## Start ARTICLE

Earlier this week, a group of Mozillians and I met up to discuss how to build a “Webmaking 101” class for journalists, as part of the OpenNewsproject.

Mozilla’s one-two punch when it comes to teaching this stuff is:

  1. Learn via making
  2. Interest-based learning

So we set out to figure out what we wanted these journalists to make, as well as what skills from the list of  web literacy skills we wanted to inject into this learning.

After some discussion and brainstorming, we came up with the idea of helping them to “tell your story on the web“.

Imagine a website where you type the URL of a story you’ve already written, and it strips out all of the formatting and then teaches you basic HTML that you can apply to that story.

This and all other graphics below courtesy of Jess Klein

We didn’t want to just teach them HTML skills though.

There are lots of natural opportunities to teach someone all sorts of webby skills when showing them how to write stories online, so we took a look at my list of web literacy skills and came up with something like this:

From the “Authoring” column were technical skills like HTML, CSS, embedding and linking, web practices like designing for the web, and the opportunity to talk about some valuable ethos like the open web.

## End ARTICLE

- **EXERCISE REQUIREMENTS**
1 – In the post about the Webmaking 101 class for journalists, rewrite the paragraph beginning "From the “Authoring” column" as a short list, keeping its main facts.
2 – According to the post about the Webmaking 101 class for journalists, what two approaches make up Mozilla's one-two punch for teaching this material?

## Start ITEMS

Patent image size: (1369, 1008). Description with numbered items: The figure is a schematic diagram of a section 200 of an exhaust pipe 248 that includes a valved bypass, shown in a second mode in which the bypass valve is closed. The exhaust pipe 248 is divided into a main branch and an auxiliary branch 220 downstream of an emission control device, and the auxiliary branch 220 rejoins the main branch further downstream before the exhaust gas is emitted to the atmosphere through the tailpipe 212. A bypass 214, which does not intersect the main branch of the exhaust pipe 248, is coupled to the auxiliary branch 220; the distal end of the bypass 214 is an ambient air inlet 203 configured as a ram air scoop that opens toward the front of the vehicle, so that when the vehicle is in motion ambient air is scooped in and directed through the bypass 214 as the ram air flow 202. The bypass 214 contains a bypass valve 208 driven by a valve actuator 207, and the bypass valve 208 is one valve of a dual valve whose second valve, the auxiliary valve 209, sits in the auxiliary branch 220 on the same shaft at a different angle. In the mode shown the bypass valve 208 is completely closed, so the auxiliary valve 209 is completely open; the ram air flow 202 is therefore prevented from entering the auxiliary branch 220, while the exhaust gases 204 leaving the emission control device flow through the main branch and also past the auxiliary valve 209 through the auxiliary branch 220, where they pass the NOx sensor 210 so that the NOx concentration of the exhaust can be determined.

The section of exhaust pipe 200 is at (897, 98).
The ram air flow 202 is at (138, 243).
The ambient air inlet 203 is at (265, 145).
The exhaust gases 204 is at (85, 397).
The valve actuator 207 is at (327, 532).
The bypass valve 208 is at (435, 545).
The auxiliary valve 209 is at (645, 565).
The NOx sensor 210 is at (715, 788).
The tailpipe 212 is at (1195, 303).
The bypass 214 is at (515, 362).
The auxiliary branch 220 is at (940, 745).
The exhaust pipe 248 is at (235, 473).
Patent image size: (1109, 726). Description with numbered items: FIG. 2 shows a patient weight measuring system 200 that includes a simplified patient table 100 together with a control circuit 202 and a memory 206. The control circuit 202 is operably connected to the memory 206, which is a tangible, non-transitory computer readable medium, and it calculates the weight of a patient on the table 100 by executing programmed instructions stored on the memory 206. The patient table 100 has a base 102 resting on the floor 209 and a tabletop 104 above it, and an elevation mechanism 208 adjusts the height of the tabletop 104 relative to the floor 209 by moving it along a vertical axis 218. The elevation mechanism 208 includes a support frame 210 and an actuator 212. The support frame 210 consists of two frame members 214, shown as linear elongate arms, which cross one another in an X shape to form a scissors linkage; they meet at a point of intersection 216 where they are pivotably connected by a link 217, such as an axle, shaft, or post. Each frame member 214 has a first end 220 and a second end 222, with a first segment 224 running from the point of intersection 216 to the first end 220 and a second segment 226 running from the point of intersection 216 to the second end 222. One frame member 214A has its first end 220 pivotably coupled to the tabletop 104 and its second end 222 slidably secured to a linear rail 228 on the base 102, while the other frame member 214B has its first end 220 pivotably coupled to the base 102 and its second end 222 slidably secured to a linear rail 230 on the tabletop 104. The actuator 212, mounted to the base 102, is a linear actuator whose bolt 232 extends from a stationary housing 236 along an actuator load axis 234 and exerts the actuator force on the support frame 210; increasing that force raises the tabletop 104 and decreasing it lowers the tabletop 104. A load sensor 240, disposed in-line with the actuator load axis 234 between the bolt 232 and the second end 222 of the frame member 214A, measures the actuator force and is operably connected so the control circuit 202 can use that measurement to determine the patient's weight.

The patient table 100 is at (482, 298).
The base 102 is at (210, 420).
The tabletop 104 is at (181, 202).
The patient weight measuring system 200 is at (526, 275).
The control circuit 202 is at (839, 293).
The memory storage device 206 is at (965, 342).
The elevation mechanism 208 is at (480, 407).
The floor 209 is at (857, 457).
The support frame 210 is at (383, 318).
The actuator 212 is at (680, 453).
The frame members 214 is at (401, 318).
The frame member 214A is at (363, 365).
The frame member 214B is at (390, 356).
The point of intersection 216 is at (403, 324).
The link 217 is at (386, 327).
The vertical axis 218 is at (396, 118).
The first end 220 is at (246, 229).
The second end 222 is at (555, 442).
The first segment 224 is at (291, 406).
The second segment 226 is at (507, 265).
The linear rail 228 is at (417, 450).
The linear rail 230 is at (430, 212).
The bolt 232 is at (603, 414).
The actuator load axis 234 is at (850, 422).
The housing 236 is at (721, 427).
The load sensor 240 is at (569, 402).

## End ITEMS

- **SOLUTIONS TO THE TASKS**
1 –
From the "Authoring" column:
- Technical skills: HTML, CSS, embedding and linking
- Web practices: designing for the web
- Ethos: an opportunity to talk about values such as the open web

2 – Learning via making and interest-based learning.